Task directions: Leaving out every picture, quote the data below exactly as it appears.

Extracted data entries:
★ ★ ★
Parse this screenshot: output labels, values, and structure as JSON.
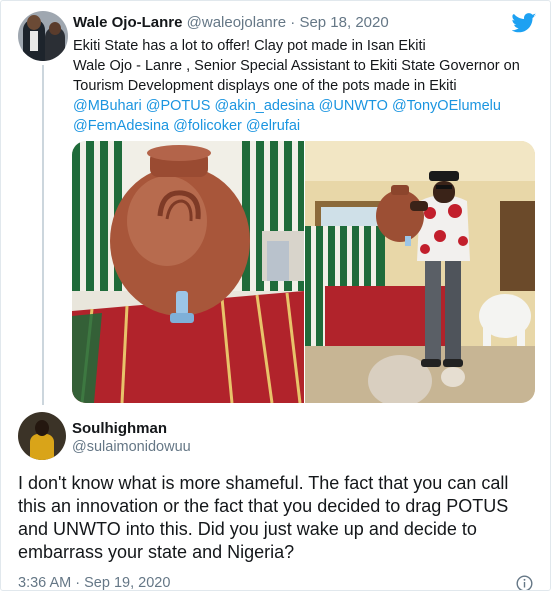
{
  "quoted_tweet": {
    "name": "Wale Ojo-Lanre",
    "handle": "@waleojolanre",
    "separator": "·",
    "date": "Sep 18, 2020",
    "text_lines": [
      "Ekiti State has a lot to offer! Clay pot made in Isan Ekiti",
      "Wale Ojo - Lanre , Senior Special Assistant to Ekiti State Governor on",
      "Tourism Development displays one of the pots made in Ekiti"
    ],
    "mentions": [
      "@MBuhari",
      "@POTUS",
      "@akin_adesina",
      "@UNWTO",
      "@TonyOElumelu",
      "@FemAdesina",
      "@folicoker",
      "@elrufai"
    ]
  },
  "reply_tweet": {
    "name": "Soulhighman",
    "handle": "@sulaimonidowuu",
    "text_lines": [
      "I don't know what is more shameful. The fact that you can call",
      "this an innovation or the fact that you decided to drag POTUS",
      "and UNWTO into this. Did you just wake up and decide to",
      "embarrass your state and Nigeria?"
    ],
    "time": "3:36 AM",
    "separator": "·",
    "date": "Sep 19, 2020"
  },
  "icons": {
    "brand": "twitter-bird-icon",
    "info": "info-icon"
  },
  "colors": {
    "brand": "#1da1f2",
    "mention": "#1b95e0",
    "secondary_text": "#657786",
    "primary_text": "#14171a"
  }
}
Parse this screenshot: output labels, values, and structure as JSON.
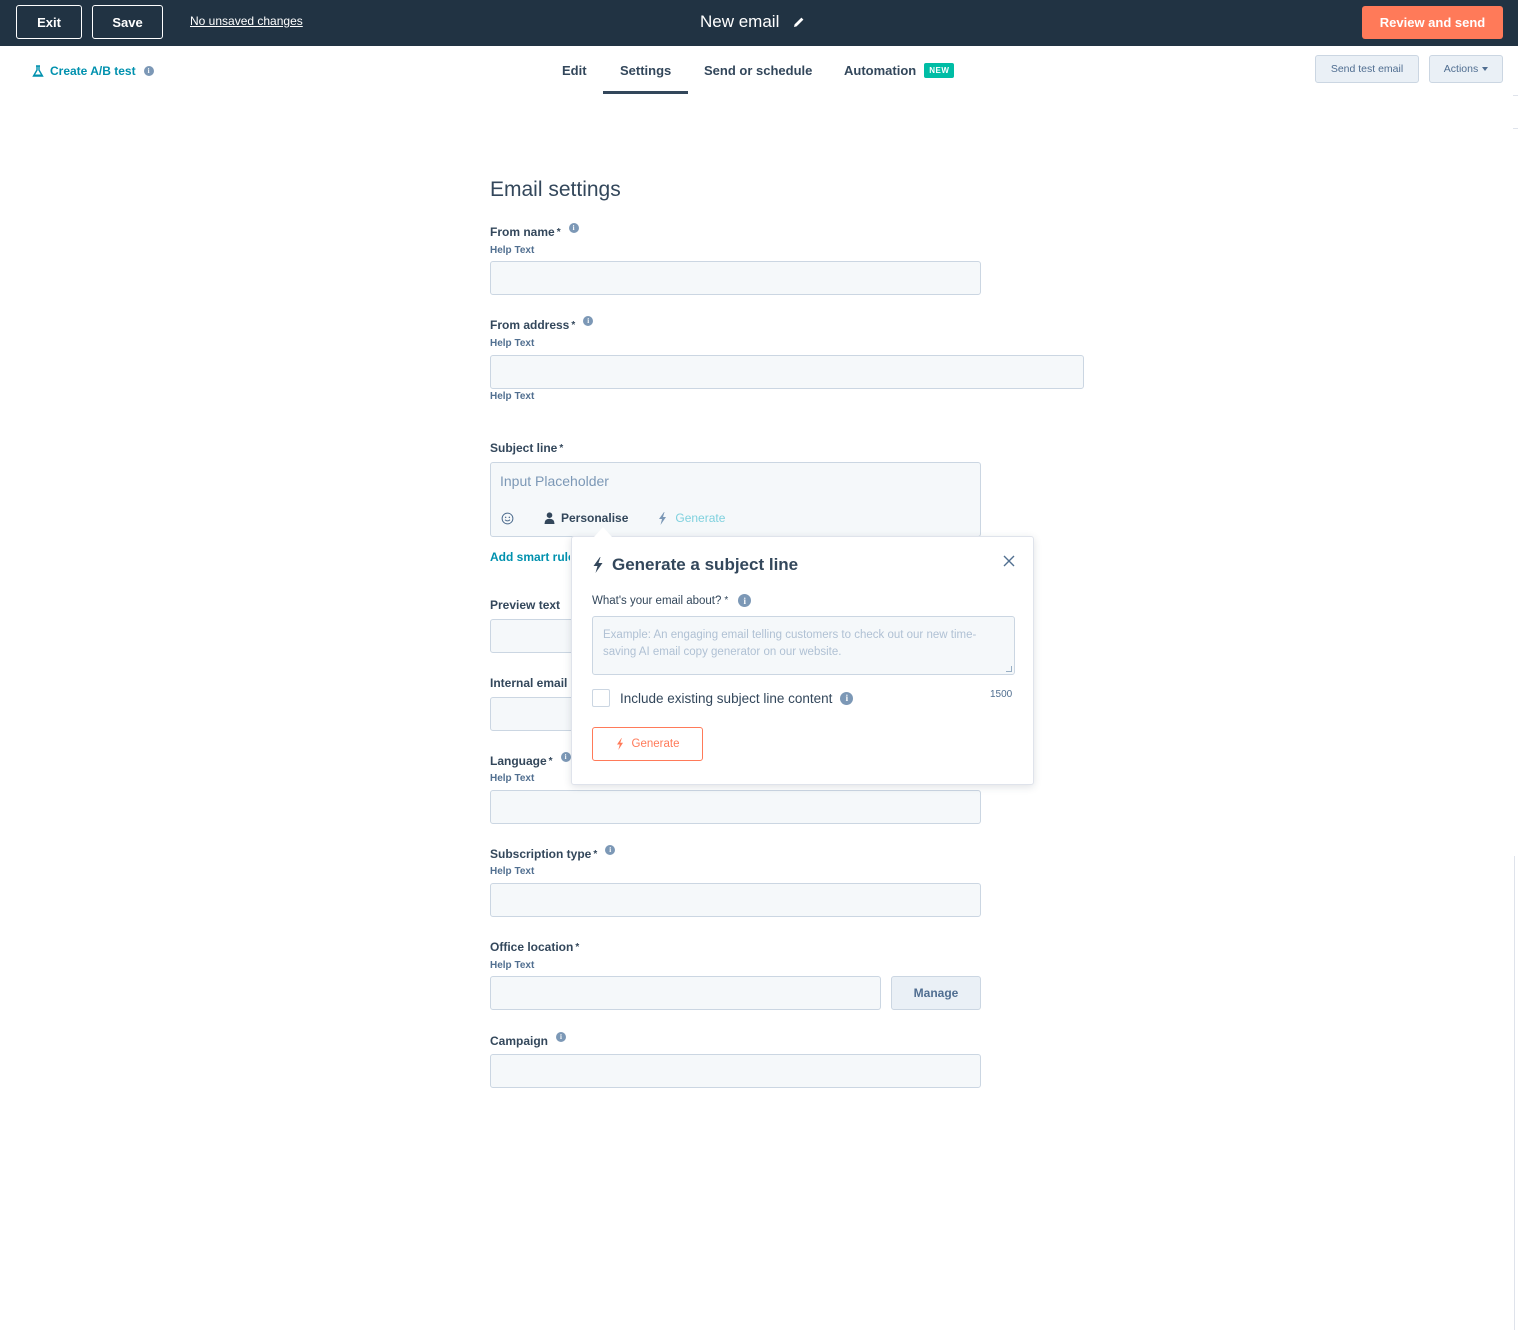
{
  "topbar": {
    "exit_label": "Exit",
    "save_label": "Save",
    "unsaved_label": "No unsaved changes",
    "title": "New email",
    "review_label": "Review and send",
    "accent": "#ff7a59",
    "background": "#213343"
  },
  "subnav": {
    "ab_test_label": "Create A/B test",
    "tabs": [
      {
        "label": "Edit"
      },
      {
        "label": "Settings",
        "active": true
      },
      {
        "label": "Send or schedule"
      },
      {
        "label": "Automation",
        "badge": "NEW"
      }
    ],
    "send_test_label": "Send test email",
    "actions_label": "Actions"
  },
  "form": {
    "title": "Email settings",
    "fields": {
      "from_name": {
        "label": "From name",
        "required": "*",
        "help": "Help Text"
      },
      "from_address": {
        "label": "From address",
        "required": "*",
        "help": "Help Text",
        "help_below": "Help Text"
      },
      "subject_line": {
        "label": "Subject line",
        "required": "*",
        "placeholder": "Input Placeholder",
        "personalise_label": "Personalise",
        "generate_label": "Generate"
      },
      "smart_rules_label": "Add smart rules",
      "preview_text": {
        "label": "Preview text"
      },
      "internal_email": {
        "label": "Internal email name"
      },
      "language": {
        "label": "Language",
        "required": "*",
        "help": "Help Text"
      },
      "subscription_type": {
        "label": "Subscription type",
        "required": "*",
        "help": "Help Text"
      },
      "office_location": {
        "label": "Office location",
        "required": "*",
        "help": "Help Text",
        "manage_label": "Manage"
      },
      "campaign": {
        "label": "Campaign"
      }
    }
  },
  "popover": {
    "title": "Generate a subject line",
    "question_label": "What's your email about?",
    "required": "*",
    "textarea_placeholder": "Example: An engaging email telling customers to check out our new time-saving AI email copy generator on our website.",
    "include_label": "Include existing subject line content",
    "char_count": "1500",
    "generate_label": "Generate"
  },
  "icons": {
    "pencil": "pencil-icon",
    "flask": "flask-icon",
    "info": "info-icon",
    "emoji": "emoji-icon",
    "person": "person-icon",
    "lightning": "lightning-icon",
    "close": "close-icon"
  }
}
★ ★ ★
Correct output:
Parse this screenshot: output labels, values, and structure as JSON.
{
  "quoted_tweet": {
    "name": "Wale Ojo-Lanre",
    "handle": "@waleojolanre",
    "separator": "·",
    "date": "Sep 18, 2020",
    "text_lines": [
      "Ekiti State has a lot to offer! Clay pot made in Isan Ekiti",
      "Wale Ojo - Lanre , Senior Special Assistant to Ekiti State Governor on",
      "Tourism Development displays one of the pots made in Ekiti"
    ],
    "mentions": [
      "@MBuhari",
      "@POTUS",
      "@akin_adesina",
      "@UNWTO",
      "@TonyOElumelu",
      "@FemAdesina",
      "@folicoker",
      "@elrufai"
    ]
  },
  "reply_tweet": {
    "name": "Soulhighman",
    "handle": "@sulaimonidowuu",
    "text_lines": [
      "I don't know what is more shameful. The fact that you can call",
      "this an innovation or the fact that you decided to drag POTUS",
      "and UNWTO into this. Did you just wake up and decide to",
      "embarrass your state and Nigeria?"
    ],
    "time": "3:36 AM",
    "separator": "·",
    "date": "Sep 19, 2020"
  },
  "icons": {
    "brand": "twitter-bird-icon",
    "info": "info-icon"
  },
  "colors": {
    "brand": "#1da1f2",
    "mention": "#1b95e0",
    "secondary_text": "#657786",
    "primary_text": "#14171a"
  }
}
Parse this screenshot: output labels, values, and structure as JSON.
{
  "topbar": {
    "exit_label": "Exit",
    "save_label": "Save",
    "unsaved_label": "No unsaved changes",
    "title": "New email",
    "review_label": "Review and send",
    "accent": "#ff7a59",
    "background": "#213343"
  },
  "subnav": {
    "ab_test_label": "Create A/B test",
    "tabs": [
      {
        "label": "Edit"
      },
      {
        "label": "Settings",
        "active": true
      },
      {
        "label": "Send or schedule"
      },
      {
        "label": "Automation",
        "badge": "NEW"
      }
    ],
    "send_test_label": "Send test email",
    "actions_label": "Actions"
  },
  "form": {
    "title": "Email settings",
    "fields": {
      "from_name": {
        "label": "From name",
        "required": "*",
        "help": "Help Text"
      },
      "from_address": {
        "label": "From address",
        "required": "*",
        "help": "Help Text",
        "help_below": "Help Text"
      },
      "subject_line": {
        "label": "Subject line",
        "required": "*",
        "placeholder": "Input Placeholder",
        "personalise_label": "Personalise",
        "generate_label": "Generate"
      },
      "smart_rules_label": "Add smart rules",
      "preview_text": {
        "label": "Preview text"
      },
      "internal_email": {
        "label": "Internal email name"
      },
      "language": {
        "label": "Language",
        "required": "*",
        "help": "Help Text"
      },
      "subscription_type": {
        "label": "Subscription type",
        "required": "*",
        "help": "Help Text"
      },
      "office_location": {
        "label": "Office location",
        "required": "*",
        "help": "Help Text",
        "manage_label": "Manage"
      },
      "campaign": {
        "label": "Campaign"
      }
    }
  },
  "popover": {
    "title": "Generate a subject line",
    "question_label": "What's your email about?",
    "required": "*",
    "textarea_placeholder": "Example: An engaging email telling customers to check out our new time-saving AI email copy generator on our website.",
    "include_label": "Include existing subject line content",
    "char_count": "1500",
    "generate_label": "Generate"
  },
  "icons": {
    "pencil": "pencil-icon",
    "flask": "flask-icon",
    "info": "info-icon",
    "emoji": "emoji-icon",
    "person": "person-icon",
    "lightning": "lightning-icon",
    "close": "close-icon"
  }
}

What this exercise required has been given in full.